- Your objective -
For the data below, work out how many lines contain the word "name" and supply only that number.

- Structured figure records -
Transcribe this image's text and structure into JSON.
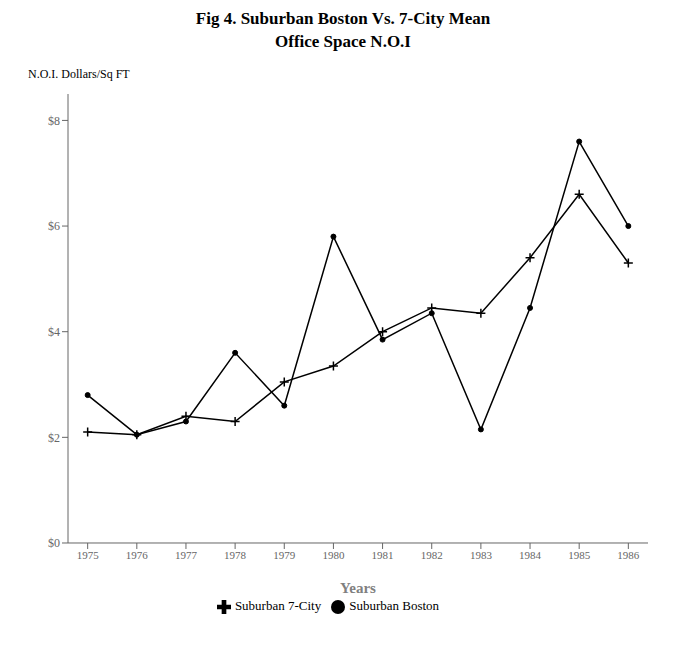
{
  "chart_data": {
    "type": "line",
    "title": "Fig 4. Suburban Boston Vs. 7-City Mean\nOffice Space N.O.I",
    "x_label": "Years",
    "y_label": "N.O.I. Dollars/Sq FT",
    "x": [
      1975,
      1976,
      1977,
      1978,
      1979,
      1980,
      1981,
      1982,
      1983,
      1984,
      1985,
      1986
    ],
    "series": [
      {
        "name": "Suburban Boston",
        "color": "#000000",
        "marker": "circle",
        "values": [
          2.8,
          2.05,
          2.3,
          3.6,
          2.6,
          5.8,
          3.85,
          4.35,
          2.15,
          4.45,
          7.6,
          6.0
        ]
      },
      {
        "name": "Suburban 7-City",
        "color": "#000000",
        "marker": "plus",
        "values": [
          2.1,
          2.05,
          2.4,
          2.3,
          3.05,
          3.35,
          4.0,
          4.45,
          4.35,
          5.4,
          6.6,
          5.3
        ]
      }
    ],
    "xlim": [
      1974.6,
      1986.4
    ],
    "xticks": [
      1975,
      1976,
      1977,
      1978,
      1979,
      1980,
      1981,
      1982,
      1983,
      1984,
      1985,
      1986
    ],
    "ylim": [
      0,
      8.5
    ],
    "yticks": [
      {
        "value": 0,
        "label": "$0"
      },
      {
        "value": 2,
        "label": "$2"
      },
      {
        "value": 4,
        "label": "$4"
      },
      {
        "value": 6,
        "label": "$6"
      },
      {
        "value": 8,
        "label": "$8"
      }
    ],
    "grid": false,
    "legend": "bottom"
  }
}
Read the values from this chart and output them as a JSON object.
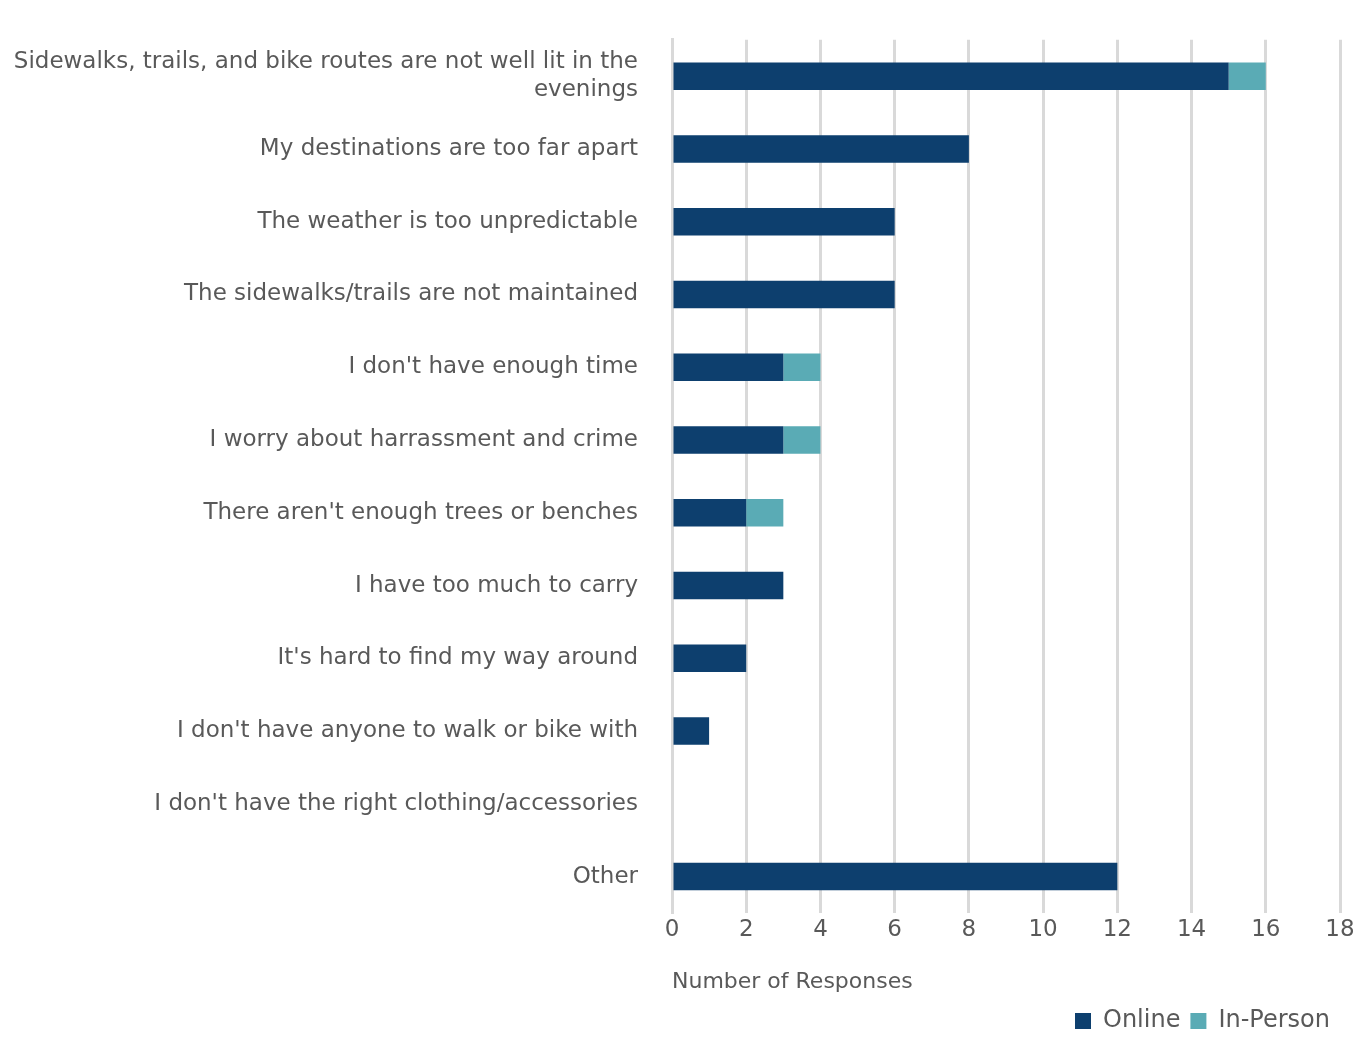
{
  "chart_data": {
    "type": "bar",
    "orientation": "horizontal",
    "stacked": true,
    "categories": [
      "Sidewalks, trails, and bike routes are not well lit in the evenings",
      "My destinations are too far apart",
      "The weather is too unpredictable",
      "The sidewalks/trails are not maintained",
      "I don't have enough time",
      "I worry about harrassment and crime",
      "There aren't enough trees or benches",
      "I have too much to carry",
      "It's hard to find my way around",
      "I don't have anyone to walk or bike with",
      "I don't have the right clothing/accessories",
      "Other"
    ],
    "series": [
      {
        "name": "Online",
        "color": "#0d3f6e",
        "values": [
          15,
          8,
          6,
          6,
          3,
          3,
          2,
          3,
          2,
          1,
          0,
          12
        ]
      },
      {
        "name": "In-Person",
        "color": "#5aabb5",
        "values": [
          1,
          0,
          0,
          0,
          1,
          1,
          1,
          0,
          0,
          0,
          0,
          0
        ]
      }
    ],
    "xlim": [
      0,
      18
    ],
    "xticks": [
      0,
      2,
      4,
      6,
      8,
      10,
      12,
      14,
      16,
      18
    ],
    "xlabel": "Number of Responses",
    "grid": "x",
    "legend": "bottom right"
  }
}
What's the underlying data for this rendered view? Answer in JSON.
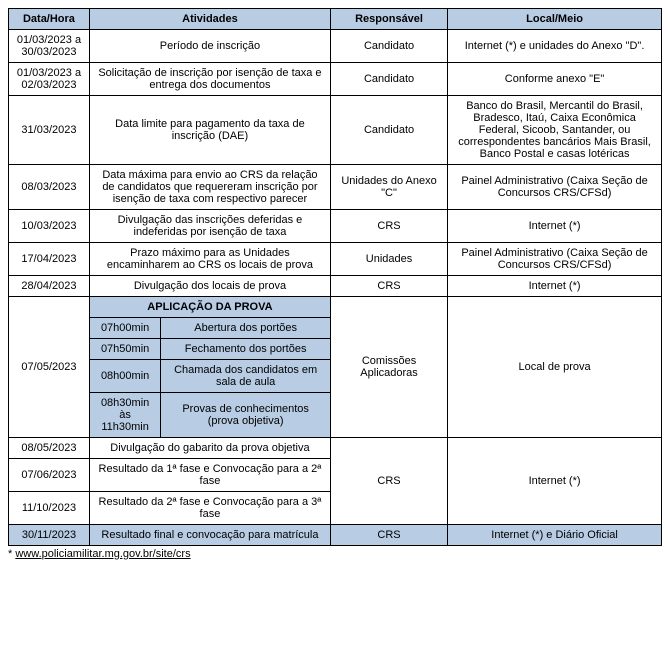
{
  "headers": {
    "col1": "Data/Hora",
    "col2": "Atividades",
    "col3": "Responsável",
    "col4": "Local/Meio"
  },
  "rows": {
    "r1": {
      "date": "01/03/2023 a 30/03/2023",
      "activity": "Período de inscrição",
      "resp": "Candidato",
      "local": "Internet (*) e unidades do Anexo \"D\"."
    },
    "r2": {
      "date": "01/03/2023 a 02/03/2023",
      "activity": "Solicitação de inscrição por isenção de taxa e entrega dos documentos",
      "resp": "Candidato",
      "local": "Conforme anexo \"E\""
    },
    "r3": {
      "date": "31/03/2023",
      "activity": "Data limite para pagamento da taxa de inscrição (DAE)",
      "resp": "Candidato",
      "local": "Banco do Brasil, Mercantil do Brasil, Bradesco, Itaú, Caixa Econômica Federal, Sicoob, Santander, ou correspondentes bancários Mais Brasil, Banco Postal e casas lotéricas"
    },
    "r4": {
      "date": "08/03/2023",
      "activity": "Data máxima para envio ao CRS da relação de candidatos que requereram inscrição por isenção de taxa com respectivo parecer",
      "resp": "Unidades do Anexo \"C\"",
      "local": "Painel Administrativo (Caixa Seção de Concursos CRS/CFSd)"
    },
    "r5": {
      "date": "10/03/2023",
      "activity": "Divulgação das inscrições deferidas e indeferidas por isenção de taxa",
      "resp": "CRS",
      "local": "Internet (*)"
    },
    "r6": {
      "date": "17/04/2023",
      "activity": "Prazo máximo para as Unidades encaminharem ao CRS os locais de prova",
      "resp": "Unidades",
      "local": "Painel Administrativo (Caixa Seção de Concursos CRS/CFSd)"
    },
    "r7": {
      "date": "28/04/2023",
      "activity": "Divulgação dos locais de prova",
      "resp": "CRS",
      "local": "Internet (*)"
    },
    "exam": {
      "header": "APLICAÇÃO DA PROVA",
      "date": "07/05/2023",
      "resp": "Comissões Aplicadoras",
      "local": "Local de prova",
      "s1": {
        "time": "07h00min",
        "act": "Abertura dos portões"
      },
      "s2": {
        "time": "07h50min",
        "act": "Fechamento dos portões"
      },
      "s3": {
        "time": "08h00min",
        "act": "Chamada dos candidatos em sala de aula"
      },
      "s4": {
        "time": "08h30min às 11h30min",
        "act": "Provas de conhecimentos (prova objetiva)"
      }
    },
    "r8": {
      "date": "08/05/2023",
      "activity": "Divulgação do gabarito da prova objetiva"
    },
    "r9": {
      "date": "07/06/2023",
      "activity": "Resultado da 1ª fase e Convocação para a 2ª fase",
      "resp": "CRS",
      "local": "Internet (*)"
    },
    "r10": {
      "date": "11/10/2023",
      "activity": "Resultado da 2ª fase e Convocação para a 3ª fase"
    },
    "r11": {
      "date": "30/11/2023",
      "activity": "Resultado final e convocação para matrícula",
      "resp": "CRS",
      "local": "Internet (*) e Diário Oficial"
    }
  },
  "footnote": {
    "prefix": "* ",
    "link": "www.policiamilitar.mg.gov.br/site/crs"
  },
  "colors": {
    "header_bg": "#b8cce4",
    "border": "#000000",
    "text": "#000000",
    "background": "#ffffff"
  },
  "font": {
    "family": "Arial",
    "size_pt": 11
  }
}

- Full response -
4